**Document excerpt:**
Skip to content

ADR-011: Prometheus, Grafana, Loki, and Alloy for Observability

Status

Accepted

Context

The cluster needs metrics collection, log aggregation, dashboarding, and alerting to monitor infrastructure health and application behavior. The solution must work on a resource-constrained single-host homelab without external cloud dependencies.

Decision

Use the kube-prometheus-stack Helm chart (Prometheus, Grafana, Alertmanager, Node Exporter, kube-state-metrics) for metrics and alerting, Loki in single-binary mode for log storage, and Alloy as a DaemonSet log collector that ships pod logs and API server audit logs to Loki. Grafana serves as the unified dashboard for both metrics and logs.

Alternatives Considered

  • VictoriaMetrics: Drop-in Prometheus replacement with better compression and lower resource usage. Strong choice, but kube-prometheus-stack's bundled Grafana dashboards, alerting rules, and recording rules provide significant out-of-the-box value that would need to be recreated.
  • Thanos: Prometheus with long-term object storage and global query view. Designed for multi-cluster or high-availability setups. Unnecessary overhead for a single-cluster homelab.
  • Promtail: Grafana's original log shipper. Replaced by Alloy, which is Grafana's recommended successor with OpenTelemetry-compatible pipelines and the same Loki write capability.
  • Fluentd / Fluent Bit: General-purpose log shippers. More flexible but require more configuration for Kubernetes metadata enrichment and Loki output formatting. Alloy's native Kubernetes service discovery handles this with less config.

**Provided material:**
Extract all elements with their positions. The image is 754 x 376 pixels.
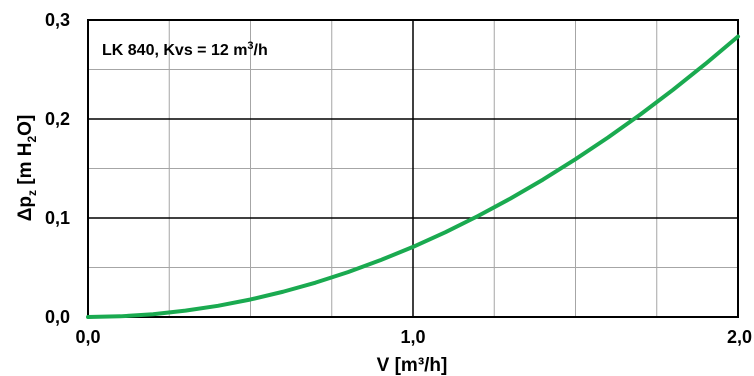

**To do:**
a) Revise the observability decision record starting with "The cluster needs" and going on through "external cloud dependencies.", replacing "resource-constrained" with "low-power".
b) Pick up the observability decision record after its last sentence and continue writing it.

**Task results:**
a)
The cluster needs metrics collection, log aggregation, dashboarding, and alerting to monitor infrastructure health and application behavior. The solution must work on a low-power single-host homelab without external cloud dependencies.

b)
  • Elastic Stack (EFK): Powerful search and analytics but extremely resource-hungry. Elasticsearch alone would consume more memory than the entire monitoring namespace budget.
  • Loki distributed mode: Horizontally scalable with separate read/write/backend components. Requires an S3-compatible object store. Single-binary mode is sufficient for the cluster's log volume and avoids the extra complexity.

Rationale

  • kube-prometheus-stack: Ships with curated Grafana dashboards, Prometheus recording rules, and alerting rules for Kubernetes internals. Provides production-grade monitoring out of the box without assembling individual components.
  • Loki single-binary: Minimal resource footprint with filesystem-backed storage on NFS. No object store required. Suitable for the cluster's log volume with 168-hour (7-day) retention.
  • Alloy as log collector: Grafana's recommended replacement for Promtail. Provides Kubernetes pod log discovery with automatic label enrichment (namespace, pod, container) and JSON parsing for structured audit logs.
  • Unified Grafana: One UI for metrics (Prometheus datasource) and logs (Loki datasource). Grafana is pre-configured with both datasources and Authentik SSO (ADR-010).
  • Alertmanager → Slack: Alert routing sends severity warning+ alerts to Slack with grouping by alertname and namespace. Critical alerts suppress corresponding warnings via inhibition rules.
  • Retention sizing: Prometheus retains 15 days of metrics in 20Gi on local-path storage. Loki retains 7 days of logs in 10Gi on NFS. These provide enough history for troubleshooting.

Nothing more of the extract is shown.